Your task is to filter the data below down to the lines holding "Prospecting".

═══ Input data ═══

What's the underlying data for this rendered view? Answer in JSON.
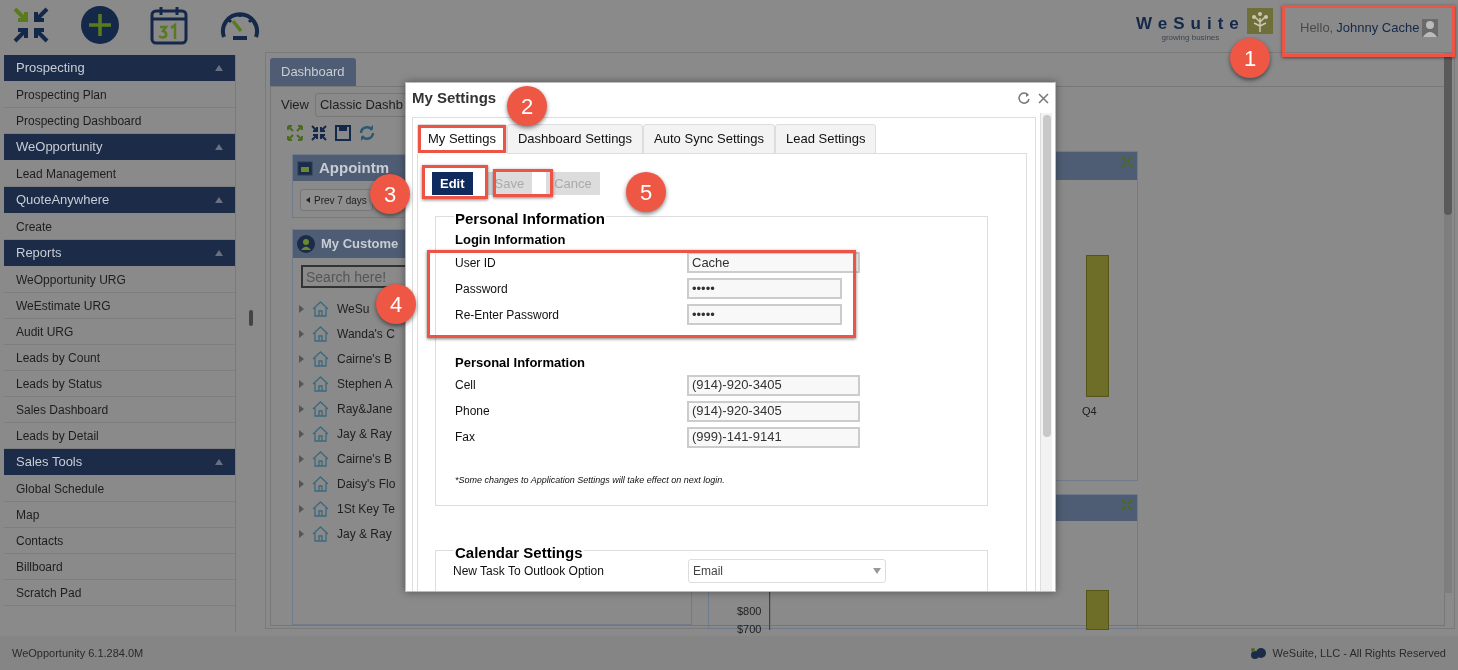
{
  "brand": {
    "name": "WeSuite",
    "tagline": "growing busines"
  },
  "user": {
    "greeting": "Hello,",
    "name": "Johnny Cache"
  },
  "sidebar": {
    "sections": [
      {
        "title": "Prospecting",
        "expanded": true,
        "items": [
          "Prospecting Plan",
          "Prospecting Dashboard"
        ]
      },
      {
        "title": "WeOpportunity",
        "expanded": true,
        "items": [
          "Lead Management"
        ]
      },
      {
        "title": "QuoteAnywhere",
        "expanded": true,
        "items": [
          "Create"
        ]
      },
      {
        "title": "Reports",
        "expanded": true,
        "items": [
          "WeOpportunity URG",
          "WeEstimate URG",
          "Audit URG",
          "Leads by Count",
          "Leads by Status",
          "Sales Dashboard",
          "Leads by Detail"
        ]
      },
      {
        "title": "Sales Tools",
        "expanded": true,
        "items": [
          "Global Schedule",
          "Map",
          "Contacts",
          "Billboard",
          "Scratch Pad"
        ]
      }
    ]
  },
  "main": {
    "tab": "Dashboard",
    "view_label": "View",
    "view_value": "Classic Dashb",
    "appointments": {
      "title": "Appointm",
      "prev_button": "Prev 7 days"
    },
    "customers": {
      "title": "My Custome",
      "search_placeholder": "Search here!",
      "items": [
        "WeSu",
        "Wanda's C",
        "Cairne's B",
        "Stephen A",
        "Ray&Jane",
        "Jay & Ray",
        "Cairne's B",
        "Daisy's Flo",
        "1St Key Te",
        "Jay & Ray"
      ]
    },
    "chart_labels": {
      "category": "Q4",
      "ticks": [
        "$800",
        "$700"
      ]
    }
  },
  "modal": {
    "title": "My Settings",
    "tabs": [
      {
        "label": "My Settings",
        "selected": true
      },
      {
        "label": "Dashboard Settings",
        "selected": false
      },
      {
        "label": "Auto Sync Settings",
        "selected": false
      },
      {
        "label": "Lead Settings",
        "selected": false
      }
    ],
    "buttons": [
      {
        "label": "Edit",
        "disabled": false
      },
      {
        "label": "Save",
        "disabled": true
      },
      {
        "label": "Cance",
        "disabled": true
      }
    ],
    "personal": {
      "legend": "Personal Information",
      "groups": [
        {
          "heading": "Login Information",
          "rows": [
            {
              "label": "User ID",
              "value": "Cache",
              "kind": "text"
            },
            {
              "label": "Password",
              "value": "•••••",
              "kind": "password"
            },
            {
              "label": "Re-Enter Password",
              "value": "•••••",
              "kind": "password"
            }
          ]
        },
        {
          "heading": "Personal Information",
          "rows": [
            {
              "label": "Cell",
              "value": "(914)-920-3405",
              "kind": "text"
            },
            {
              "label": "Phone",
              "value": "(914)-920-3405",
              "kind": "text"
            },
            {
              "label": "Fax",
              "value": "(999)-141-9141",
              "kind": "text"
            }
          ]
        }
      ],
      "note": "*Some changes to Application Settings will take effect on next login."
    },
    "calendar": {
      "legend": "Calendar Settings",
      "rows": [
        {
          "label": "New Task To Outlook Option",
          "value": "Email"
        }
      ]
    }
  },
  "footer": {
    "version": "WeOpportunity 6.1.284.0M",
    "copyright": "WeSuite, LLC - All Rights Reserved"
  },
  "callouts": [
    "1",
    "2",
    "3",
    "4",
    "5"
  ]
}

═══

◆ Written answer:
        "title": "Prospecting",
          "Prospecting Plan",
          "Prospecting Dashboard"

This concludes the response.